— Begin Provided entries —

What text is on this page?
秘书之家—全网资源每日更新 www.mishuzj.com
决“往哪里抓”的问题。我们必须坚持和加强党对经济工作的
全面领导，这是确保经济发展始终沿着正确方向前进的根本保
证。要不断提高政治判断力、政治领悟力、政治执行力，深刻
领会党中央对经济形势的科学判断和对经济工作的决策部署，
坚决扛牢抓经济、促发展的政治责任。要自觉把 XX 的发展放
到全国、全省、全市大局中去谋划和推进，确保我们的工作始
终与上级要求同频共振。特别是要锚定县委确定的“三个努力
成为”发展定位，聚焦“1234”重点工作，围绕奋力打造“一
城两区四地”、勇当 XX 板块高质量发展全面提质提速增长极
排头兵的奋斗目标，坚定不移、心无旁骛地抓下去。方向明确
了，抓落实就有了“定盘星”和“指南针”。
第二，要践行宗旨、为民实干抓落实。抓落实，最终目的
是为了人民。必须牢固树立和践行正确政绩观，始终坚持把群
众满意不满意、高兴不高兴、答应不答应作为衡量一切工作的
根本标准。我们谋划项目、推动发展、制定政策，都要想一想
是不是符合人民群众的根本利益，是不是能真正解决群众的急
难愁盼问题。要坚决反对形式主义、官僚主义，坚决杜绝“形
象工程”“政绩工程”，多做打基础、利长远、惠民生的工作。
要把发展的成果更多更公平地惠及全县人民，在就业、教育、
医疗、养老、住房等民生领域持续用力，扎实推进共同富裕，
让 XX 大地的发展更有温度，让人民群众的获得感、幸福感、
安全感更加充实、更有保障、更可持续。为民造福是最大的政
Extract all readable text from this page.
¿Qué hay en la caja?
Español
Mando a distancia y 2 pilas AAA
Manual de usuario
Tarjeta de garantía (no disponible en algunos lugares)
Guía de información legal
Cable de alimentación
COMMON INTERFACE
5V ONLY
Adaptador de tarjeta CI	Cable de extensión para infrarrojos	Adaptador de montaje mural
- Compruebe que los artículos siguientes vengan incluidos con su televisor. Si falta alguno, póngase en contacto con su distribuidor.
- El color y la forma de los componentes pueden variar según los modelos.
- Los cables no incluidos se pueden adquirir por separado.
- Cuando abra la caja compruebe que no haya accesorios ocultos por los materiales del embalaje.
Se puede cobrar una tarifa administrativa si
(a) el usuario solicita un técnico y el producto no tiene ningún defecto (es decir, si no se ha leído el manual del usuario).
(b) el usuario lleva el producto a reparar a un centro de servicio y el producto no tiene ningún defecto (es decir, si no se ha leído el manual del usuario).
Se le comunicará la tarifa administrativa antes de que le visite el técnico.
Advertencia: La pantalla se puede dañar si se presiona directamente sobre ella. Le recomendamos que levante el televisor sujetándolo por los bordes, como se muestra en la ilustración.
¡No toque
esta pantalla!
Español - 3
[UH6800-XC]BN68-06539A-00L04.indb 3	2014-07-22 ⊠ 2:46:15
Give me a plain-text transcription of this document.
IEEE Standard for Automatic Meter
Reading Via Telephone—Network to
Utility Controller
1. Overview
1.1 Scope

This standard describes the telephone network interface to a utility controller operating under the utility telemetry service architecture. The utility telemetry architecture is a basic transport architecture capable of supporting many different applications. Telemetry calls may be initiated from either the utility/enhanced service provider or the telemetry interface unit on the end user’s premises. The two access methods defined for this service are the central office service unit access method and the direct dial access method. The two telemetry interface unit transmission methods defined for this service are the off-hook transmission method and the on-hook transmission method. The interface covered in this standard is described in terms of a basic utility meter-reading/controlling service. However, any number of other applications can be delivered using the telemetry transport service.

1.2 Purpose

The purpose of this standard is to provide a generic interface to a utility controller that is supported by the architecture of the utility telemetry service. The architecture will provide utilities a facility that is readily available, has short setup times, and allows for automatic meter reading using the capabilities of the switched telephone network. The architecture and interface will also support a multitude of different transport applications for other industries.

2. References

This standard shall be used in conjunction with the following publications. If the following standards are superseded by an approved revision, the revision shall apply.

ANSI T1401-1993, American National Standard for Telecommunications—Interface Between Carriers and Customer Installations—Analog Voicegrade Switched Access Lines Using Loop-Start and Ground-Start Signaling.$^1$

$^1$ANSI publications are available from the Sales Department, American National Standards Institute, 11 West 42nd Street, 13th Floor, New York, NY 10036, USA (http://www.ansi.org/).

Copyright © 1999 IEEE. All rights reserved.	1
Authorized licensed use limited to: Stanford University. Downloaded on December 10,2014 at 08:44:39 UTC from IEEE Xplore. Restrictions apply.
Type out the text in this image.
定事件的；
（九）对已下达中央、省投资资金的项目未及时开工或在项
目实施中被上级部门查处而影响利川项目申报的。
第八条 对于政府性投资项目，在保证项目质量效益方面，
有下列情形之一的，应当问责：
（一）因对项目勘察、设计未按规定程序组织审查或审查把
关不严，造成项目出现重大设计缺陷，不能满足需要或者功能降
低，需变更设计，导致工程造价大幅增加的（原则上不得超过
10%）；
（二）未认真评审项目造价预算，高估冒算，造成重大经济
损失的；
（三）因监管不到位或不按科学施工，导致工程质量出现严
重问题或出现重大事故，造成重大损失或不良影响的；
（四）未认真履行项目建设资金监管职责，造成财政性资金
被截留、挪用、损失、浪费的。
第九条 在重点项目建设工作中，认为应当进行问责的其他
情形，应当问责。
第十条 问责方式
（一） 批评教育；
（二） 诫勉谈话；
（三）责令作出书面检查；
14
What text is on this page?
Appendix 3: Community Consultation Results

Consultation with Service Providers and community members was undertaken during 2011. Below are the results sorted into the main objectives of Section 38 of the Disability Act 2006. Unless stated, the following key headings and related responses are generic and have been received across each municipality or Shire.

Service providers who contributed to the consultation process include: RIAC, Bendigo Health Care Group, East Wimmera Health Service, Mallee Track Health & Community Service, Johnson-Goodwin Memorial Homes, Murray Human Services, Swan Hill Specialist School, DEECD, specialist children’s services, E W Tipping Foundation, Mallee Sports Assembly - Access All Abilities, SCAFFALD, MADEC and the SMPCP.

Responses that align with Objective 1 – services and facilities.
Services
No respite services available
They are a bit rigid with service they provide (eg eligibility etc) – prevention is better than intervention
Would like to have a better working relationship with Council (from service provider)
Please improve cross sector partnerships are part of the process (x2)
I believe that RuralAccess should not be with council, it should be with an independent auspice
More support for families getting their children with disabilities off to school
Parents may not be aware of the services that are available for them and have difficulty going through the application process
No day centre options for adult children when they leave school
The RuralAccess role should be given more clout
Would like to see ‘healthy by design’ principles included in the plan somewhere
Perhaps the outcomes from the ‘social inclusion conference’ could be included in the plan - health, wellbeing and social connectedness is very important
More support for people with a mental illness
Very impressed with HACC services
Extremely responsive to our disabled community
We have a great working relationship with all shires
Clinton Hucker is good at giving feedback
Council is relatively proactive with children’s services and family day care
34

— End Provided entries —

**Exercise brief**
Only a number is wanted: how many lines above include "included"?

**Solution to the exercise**
2